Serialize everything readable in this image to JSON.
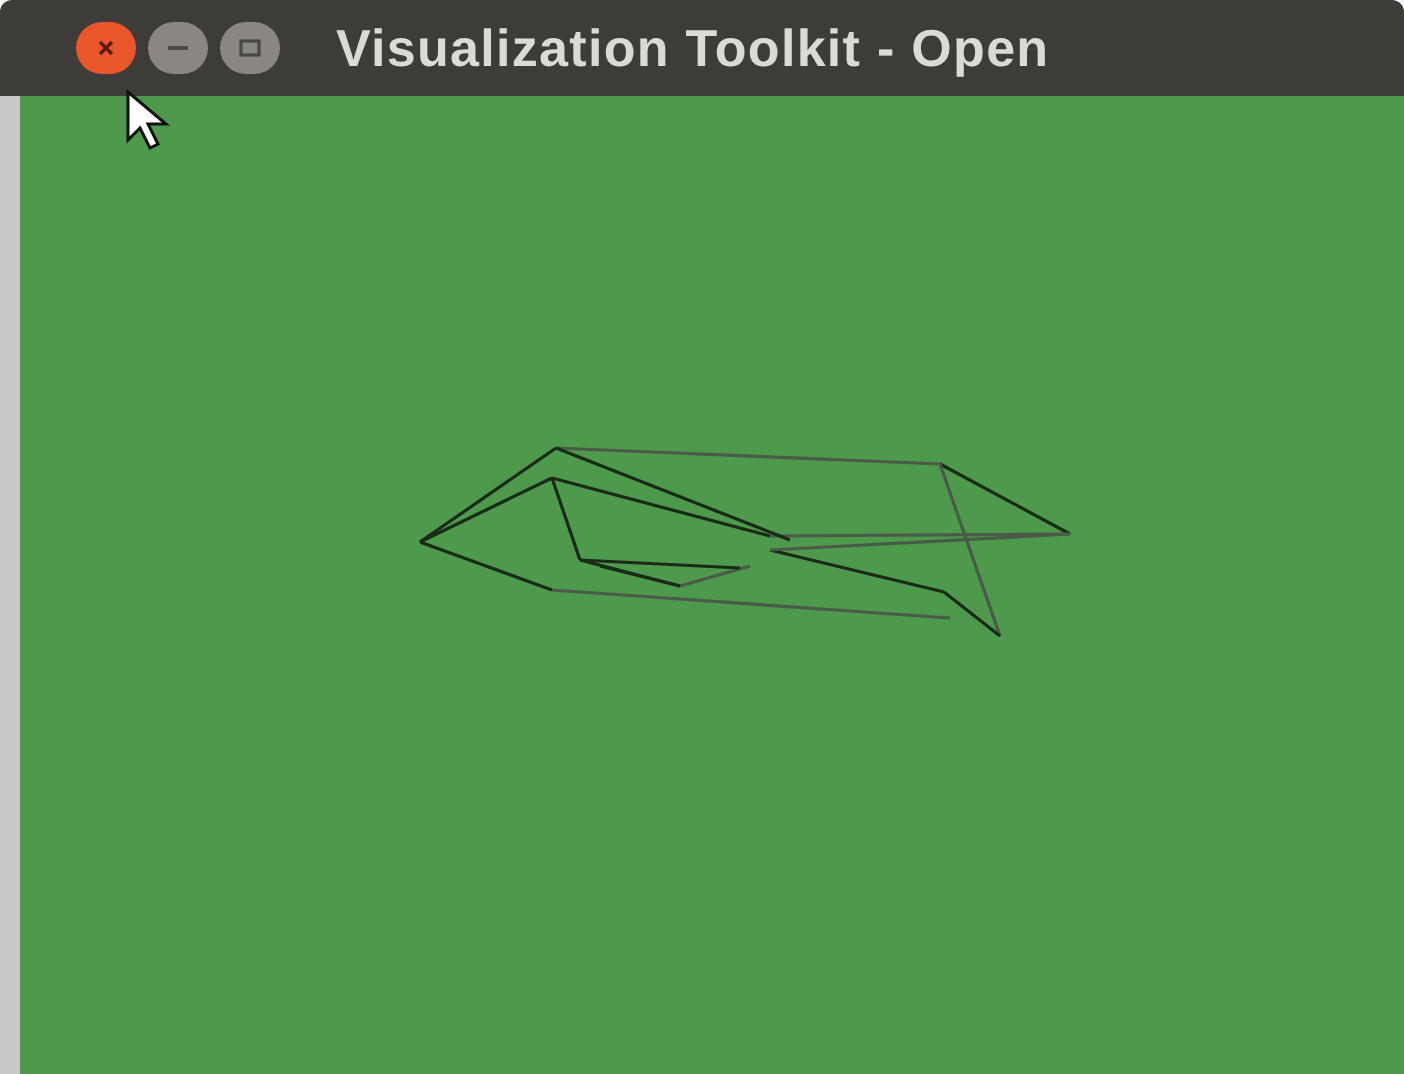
{
  "window": {
    "title": "Visualization Toolkit - Open"
  }
}
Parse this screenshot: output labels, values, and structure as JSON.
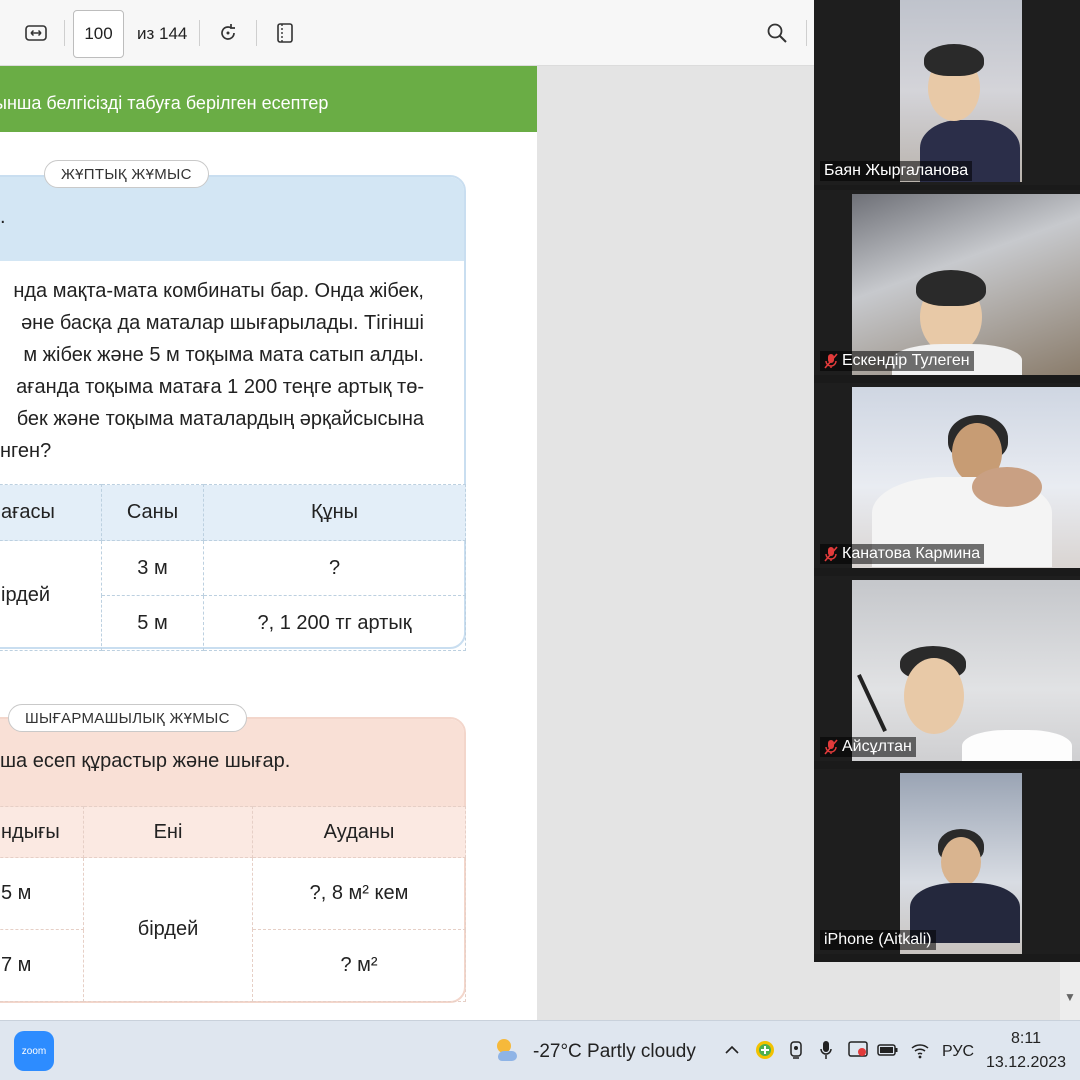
{
  "toolbar": {
    "page_number": "100",
    "page_total": "из 144"
  },
  "page": {
    "banner": "ынша белгісізді табуға берілген есептер",
    "pair_work_label": "ЖҰПТЫҚ ЖҰМЫС",
    "pair_head": ".",
    "paragraph_lines": [
      "нда мақта-мата комбинаты бар. Онда жібек,",
      "әне басқа да маталар шығарылады. Тігінші",
      "м жібек және 5 м тоқыма мата сатып алды.",
      "ағанда тоқыма матаға 1 200 теңге артық тө-",
      "бек және тоқыма маталардың әрқайсысына",
      "нген?"
    ],
    "table1": {
      "headers": [
        "ағасы",
        "Саны",
        "Құны"
      ],
      "merged_cell": "ірдей",
      "rows": [
        {
          "qty": "3 м",
          "cost": "?"
        },
        {
          "qty": "5 м",
          "cost": "?, 1 200 тг артық"
        }
      ]
    },
    "creative_label": "ШЫҒАРМАШЫЛЫҚ ЖҰМЫС",
    "creative_head": "ша есеп құрастыр және шығар.",
    "table2": {
      "headers": [
        "ндығы",
        "Ені",
        "Ауданы"
      ],
      "merged_cell": "бірдей",
      "rows": [
        {
          "length": "5 м",
          "area": "?, 8 м² кем"
        },
        {
          "length": "7 м",
          "area": "? м²"
        }
      ]
    }
  },
  "participants": [
    {
      "name": "Баян Жыргаланова",
      "muted": false
    },
    {
      "name": "Ескендір Тулеген",
      "muted": true
    },
    {
      "name": "Канатова Кармина",
      "muted": true
    },
    {
      "name": "Айсұлтан",
      "muted": true
    },
    {
      "name": "iPhone (Aitkali)",
      "muted": false
    }
  ],
  "taskbar": {
    "zoom_app_label": "zoom",
    "weather": "-27°C  Partly cloudy",
    "language": "РУС",
    "time": "8:11",
    "date": "13.12.2023"
  },
  "colors": {
    "banner": "#6aad45",
    "pair_card_head": "#d3e6f4",
    "creative_card_head": "#f9e0d6",
    "mute_icon": "#e23b3b",
    "zoom_blue": "#2d8cff"
  }
}
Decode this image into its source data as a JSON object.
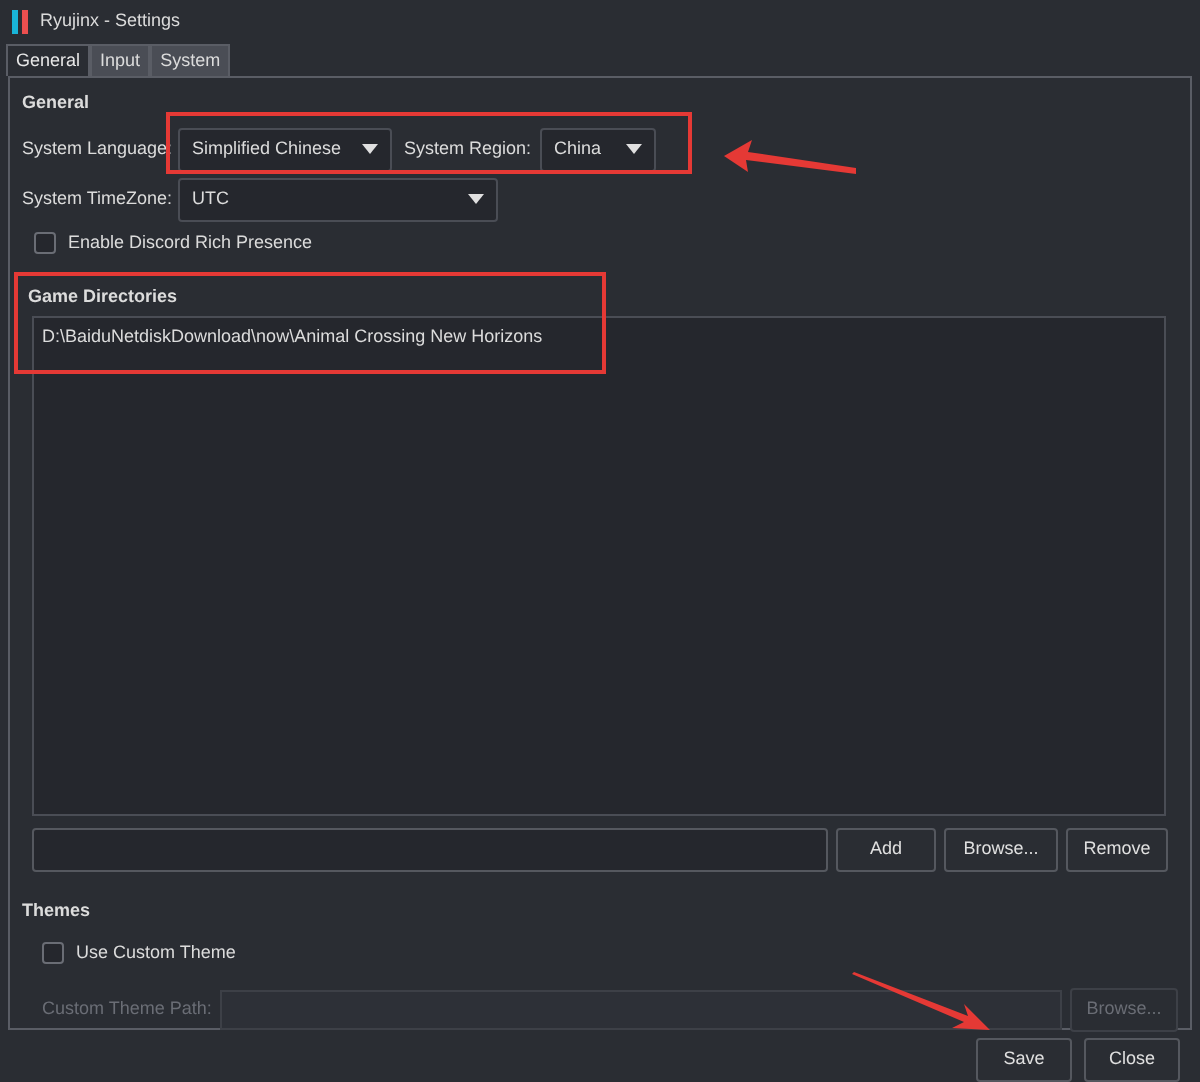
{
  "window": {
    "title": "Ryujinx - Settings"
  },
  "tabs": [
    {
      "label": "General",
      "selected": true
    },
    {
      "label": "Input",
      "selected": false
    },
    {
      "label": "System",
      "selected": false
    }
  ],
  "general": {
    "heading": "General",
    "language": {
      "label": "System Language:",
      "value": "Simplified Chinese"
    },
    "region": {
      "label": "System Region:",
      "value": "China"
    },
    "timezone": {
      "label": "System TimeZone:",
      "value": "UTC"
    },
    "discord": {
      "label": "Enable Discord Rich Presence",
      "checked": false
    }
  },
  "game_directories": {
    "heading": "Game Directories",
    "items": [
      {
        "path": "D:\\BaiduNetdiskDownload\\now\\Animal Crossing New Horizons"
      }
    ],
    "buttons": [
      "Add",
      "Browse...",
      "Remove"
    ]
  },
  "themes": {
    "heading": "Themes",
    "custom_theme": {
      "label": "Use Custom Theme",
      "checked": false
    },
    "theme_path": {
      "label": "Custom Theme Path:",
      "disabled": true
    },
    "browse": {
      "label": "Browse...",
      "disabled": true
    }
  },
  "footer_buttons": [
    "Save",
    "Close"
  ]
}
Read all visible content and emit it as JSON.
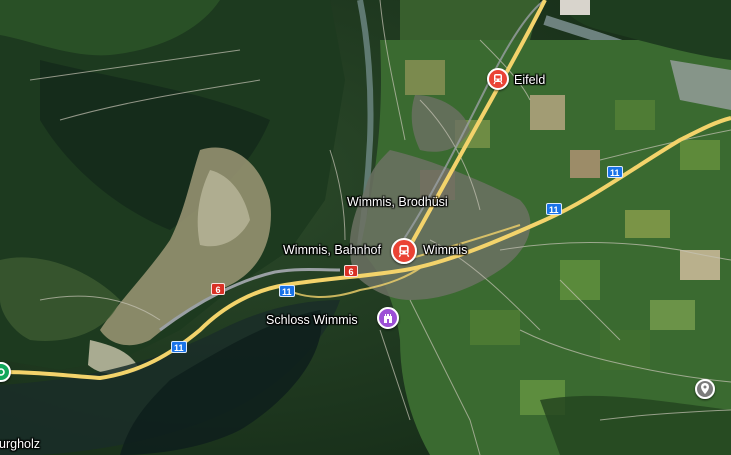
{
  "colors": {
    "rail_pin": "#ea4335",
    "castle_pin": "#9c4fd6",
    "route_shield_blue": "#1a73e8",
    "route_shield_red": "#d93025",
    "highway": "#f3d36b",
    "grey_pin": "#7b7b7b",
    "green_pin": "#11a65a"
  },
  "labels": {
    "eifeld": "Eifeld",
    "brodhuesi": "Wimmis, Brodhüsi",
    "bahnhof": "Wimmis, Bahnhof",
    "wimmis": "Wimmis",
    "schloss": "Schloss Wimmis",
    "burgholz": "urgholz"
  },
  "routes": {
    "r6_west": "6",
    "r11_bridge": "11",
    "r6_town": "6",
    "r11_south": "11",
    "r11_east": "11",
    "r11_far_east": "11"
  },
  "icons": {
    "eifeld_station": "train-icon",
    "wimmis_station": "train-icon",
    "schloss": "castle-icon",
    "east_place": "place-marker-icon",
    "west_place": "place-marker-icon"
  }
}
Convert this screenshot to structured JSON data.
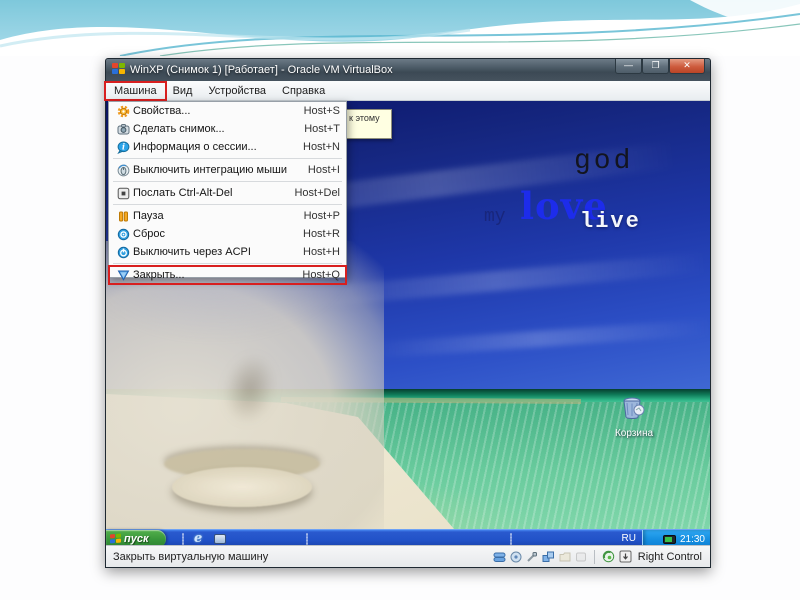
{
  "vbox": {
    "title": "WinXP (Снимок 1) [Работает] - Oracle VM VirtualBox",
    "window_buttons": {
      "minimize": "—",
      "maximize": "❐",
      "close": "✕"
    },
    "menubar": {
      "items": [
        {
          "label": "Машина",
          "highlighted": true
        },
        {
          "label": "Вид",
          "highlighted": false
        },
        {
          "label": "Устройства",
          "highlighted": false
        },
        {
          "label": "Справка",
          "highlighted": false
        }
      ]
    },
    "machine_menu": {
      "items": [
        {
          "icon": "gear-icon",
          "label": "Свойства...",
          "shortcut": "Host+S"
        },
        {
          "icon": "camera-icon",
          "label": "Сделать снимок...",
          "shortcut": "Host+T"
        },
        {
          "icon": "session-info-icon",
          "label": "Информация о сессии...",
          "shortcut": "Host+N"
        },
        {
          "icon": "mouse-integration-icon",
          "label": "Выключить интеграцию мыши",
          "shortcut": "Host+I"
        },
        {
          "icon": "ctrl-alt-del-icon",
          "label": "Послать Ctrl-Alt-Del",
          "shortcut": "Host+Del"
        },
        {
          "icon": "pause-icon",
          "label": "Пауза",
          "shortcut": "Host+P"
        },
        {
          "icon": "reset-icon",
          "label": "Сброс",
          "shortcut": "Host+R"
        },
        {
          "icon": "acpi-icon",
          "label": "Выключить через ACPI",
          "shortcut": "Host+H"
        },
        {
          "icon": "close-vm-icon",
          "label": "Закрыть...",
          "shortcut": "Host+Q",
          "highlighted": true
        }
      ]
    },
    "tooltip_text": "к этому",
    "statusbar": {
      "status_text": "Закрыть виртуальную машину",
      "host_key": "Right Control"
    }
  },
  "guest": {
    "wallpaper_words": {
      "god": "god",
      "love": "love",
      "live": "live",
      "my": "my"
    },
    "desktop_icon": {
      "label": "Корзина"
    },
    "taskbar": {
      "start": "пуск",
      "language": "RU",
      "clock": "21:30"
    }
  },
  "colors": {
    "highlight_red": "#d81f1f",
    "taskbar_blue": "#2a5ace",
    "start_green": "#37953a",
    "tray_blue": "#1690e2",
    "sky_blue": "#1e37a8",
    "water_green": "#69cb9d"
  }
}
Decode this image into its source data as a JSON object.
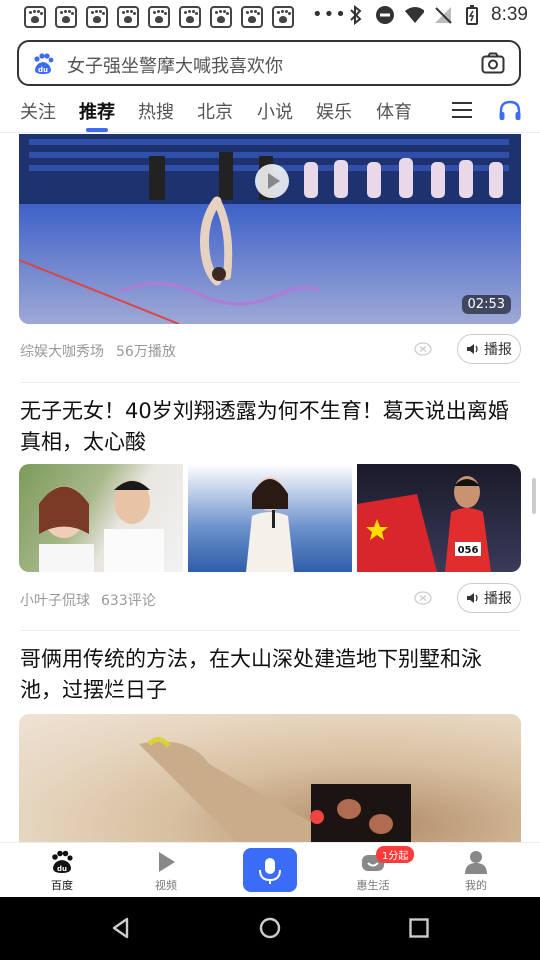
{
  "status_bar": {
    "app_notification_count": 9,
    "time": "8:39"
  },
  "search": {
    "placeholder": "女子强坐警摩大喊我喜欢你"
  },
  "tabs": [
    {
      "label": "关注"
    },
    {
      "label": "推荐"
    },
    {
      "label": "热搜"
    },
    {
      "label": "北京"
    },
    {
      "label": "小说"
    },
    {
      "label": "娱乐"
    },
    {
      "label": "体育"
    }
  ],
  "feed": {
    "cards": [
      {
        "type": "video",
        "duration": "02:53",
        "source": "综娱大咖秀场",
        "stat": "56万播放",
        "broadcast_label": "播报"
      },
      {
        "type": "three-image",
        "title": "无子无女！40岁刘翔透露为何不生育！葛天说出离婚真相，太心酸",
        "source": "小叶子侃球",
        "stat": "633评论",
        "broadcast_label": "播报"
      },
      {
        "type": "large-image",
        "title": "哥俩用传统的方法，在大山深处建造地下别墅和泳池，过摆烂日子"
      }
    ]
  },
  "bottom_nav": {
    "items": [
      {
        "label": "百度",
        "icon": "baidu-paw-icon"
      },
      {
        "label": "视频",
        "icon": "video-play-icon"
      },
      {
        "label": "",
        "icon": "microphone-icon"
      },
      {
        "label": "惠生活",
        "icon": "life-icon",
        "badge": "1分起"
      },
      {
        "label": "我的",
        "icon": "profile-icon"
      }
    ]
  }
}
##############################
Check every line of the listing for the string "this" and report how many lines have it, as a number alone.

5